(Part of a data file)

------------

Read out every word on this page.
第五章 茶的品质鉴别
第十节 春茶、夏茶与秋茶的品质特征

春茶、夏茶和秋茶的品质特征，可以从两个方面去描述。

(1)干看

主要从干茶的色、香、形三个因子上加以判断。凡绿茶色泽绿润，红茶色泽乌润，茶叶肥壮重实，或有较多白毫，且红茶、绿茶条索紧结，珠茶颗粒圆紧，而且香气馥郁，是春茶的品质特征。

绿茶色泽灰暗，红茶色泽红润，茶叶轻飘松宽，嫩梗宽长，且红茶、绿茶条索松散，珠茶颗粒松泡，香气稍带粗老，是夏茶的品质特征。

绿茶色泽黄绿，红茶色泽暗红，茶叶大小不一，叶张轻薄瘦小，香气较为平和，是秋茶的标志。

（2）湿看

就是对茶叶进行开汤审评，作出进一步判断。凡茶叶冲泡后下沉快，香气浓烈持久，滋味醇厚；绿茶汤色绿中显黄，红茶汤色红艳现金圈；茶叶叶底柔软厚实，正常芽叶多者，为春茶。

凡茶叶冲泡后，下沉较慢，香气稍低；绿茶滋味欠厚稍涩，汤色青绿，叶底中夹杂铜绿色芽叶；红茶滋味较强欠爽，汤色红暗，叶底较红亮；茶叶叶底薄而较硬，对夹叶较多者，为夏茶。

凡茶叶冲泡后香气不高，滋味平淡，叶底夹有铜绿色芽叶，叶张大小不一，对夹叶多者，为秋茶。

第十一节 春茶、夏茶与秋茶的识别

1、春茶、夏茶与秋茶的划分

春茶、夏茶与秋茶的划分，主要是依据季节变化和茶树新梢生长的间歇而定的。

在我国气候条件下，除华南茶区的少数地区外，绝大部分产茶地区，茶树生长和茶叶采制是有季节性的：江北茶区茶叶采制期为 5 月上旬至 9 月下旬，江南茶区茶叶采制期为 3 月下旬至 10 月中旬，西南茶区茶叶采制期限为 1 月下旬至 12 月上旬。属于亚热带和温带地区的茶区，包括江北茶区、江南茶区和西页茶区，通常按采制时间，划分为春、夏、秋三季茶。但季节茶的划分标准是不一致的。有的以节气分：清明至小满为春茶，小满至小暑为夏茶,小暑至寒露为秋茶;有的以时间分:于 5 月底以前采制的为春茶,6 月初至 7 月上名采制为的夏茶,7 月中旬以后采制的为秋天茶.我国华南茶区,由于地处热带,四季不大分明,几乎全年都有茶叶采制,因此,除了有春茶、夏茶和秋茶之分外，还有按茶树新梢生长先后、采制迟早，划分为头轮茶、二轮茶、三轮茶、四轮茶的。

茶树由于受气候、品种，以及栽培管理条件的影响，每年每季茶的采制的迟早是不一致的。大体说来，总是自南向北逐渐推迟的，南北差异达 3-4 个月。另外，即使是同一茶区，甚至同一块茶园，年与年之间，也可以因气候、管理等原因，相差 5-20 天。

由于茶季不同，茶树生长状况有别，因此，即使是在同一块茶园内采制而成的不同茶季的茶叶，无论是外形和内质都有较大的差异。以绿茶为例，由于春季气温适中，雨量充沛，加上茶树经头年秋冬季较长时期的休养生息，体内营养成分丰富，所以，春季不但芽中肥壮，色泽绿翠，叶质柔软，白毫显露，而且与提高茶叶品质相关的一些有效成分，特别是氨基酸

------------

What to produce> Repeat the records above exactly, from the first line to the last.

Task solution>
Read out every word on this page.
第五章 茶的品质鉴别
第十节 春茶、夏茶与秋茶的品质特征

春茶、夏茶和秋茶的品质特征，可以从两个方面去描述。

(1)干看

主要从干茶的色、香、形三个因子上加以判断。凡绿茶色泽绿润，红茶色泽乌润，茶叶肥壮重实，或有较多白毫，且红茶、绿茶条索紧结，珠茶颗粒圆紧，而且香气馥郁，是春茶的品质特征。

绿茶色泽灰暗，红茶色泽红润，茶叶轻飘松宽，嫩梗宽长，且红茶、绿茶条索松散，珠茶颗粒松泡，香气稍带粗老，是夏茶的品质特征。

绿茶色泽黄绿，红茶色泽暗红，茶叶大小不一，叶张轻薄瘦小，香气较为平和，是秋茶的标志。

（2）湿看

就是对茶叶进行开汤审评，作出进一步判断。凡茶叶冲泡后下沉快，香气浓烈持久，滋味醇厚；绿茶汤色绿中显黄，红茶汤色红艳现金圈；茶叶叶底柔软厚实，正常芽叶多者，为春茶。

凡茶叶冲泡后，下沉较慢，香气稍低；绿茶滋味欠厚稍涩，汤色青绿，叶底中夹杂铜绿色芽叶；红茶滋味较强欠爽，汤色红暗，叶底较红亮；茶叶叶底薄而较硬，对夹叶较多者，为夏茶。

凡茶叶冲泡后香气不高，滋味平淡，叶底夹有铜绿色芽叶，叶张大小不一，对夹叶多者，为秋茶。

第十一节 春茶、夏茶与秋茶的识别

1、春茶、夏茶与秋茶的划分

春茶、夏茶与秋茶的划分，主要是依据季节变化和茶树新梢生长的间歇而定的。

在我国气候条件下，除华南茶区的少数地区外，绝大部分产茶地区，茶树生长和茶叶采制是有季节性的：江北茶区茶叶采制期为 5 月上旬至 9 月下旬，江南茶区茶叶采制期为 3 月下旬至 10 月中旬，西南茶区茶叶采制期限为 1 月下旬至 12 月上旬。属于亚热带和温带地区的茶区，包括江北茶区、江南茶区和西页茶区，通常按采制时间，划分为春、夏、秋三季茶。但季节茶的划分标准是不一致的。有的以节气分：清明至小满为春茶，小满至小暑为夏茶,小暑至寒露为秋茶;有的以时间分:于 5 月底以前采制的为春茶,6 月初至 7 月上名采制为的夏茶,7 月中旬以后采制的为秋天茶.我国华南茶区,由于地处热带,四季不大分明,几乎全年都有茶叶采制,因此,除了有春茶、夏茶和秋茶之分外，还有按茶树新梢生长先后、采制迟早，划分为头轮茶、二轮茶、三轮茶、四轮茶的。

茶树由于受气候、品种，以及栽培管理条件的影响，每年每季茶的采制的迟早是不一致的。大体说来，总是自南向北逐渐推迟的，南北差异达 3-4 个月。另外，即使是同一茶区，甚至同一块茶园，年与年之间，也可以因气候、管理等原因，相差 5-20 天。

由于茶季不同，茶树生长状况有别，因此，即使是在同一块茶园内采制而成的不同茶季的茶叶，无论是外形和内质都有较大的差异。以绿茶为例，由于春季气温适中，雨量充沛，加上茶树经头年秋冬季较长时期的休养生息，体内营养成分丰富，所以，春季不但芽中肥壮，色泽绿翠，叶质柔软，白毫显露，而且与提高茶叶品质相关的一些有效成分，特别是氨基酸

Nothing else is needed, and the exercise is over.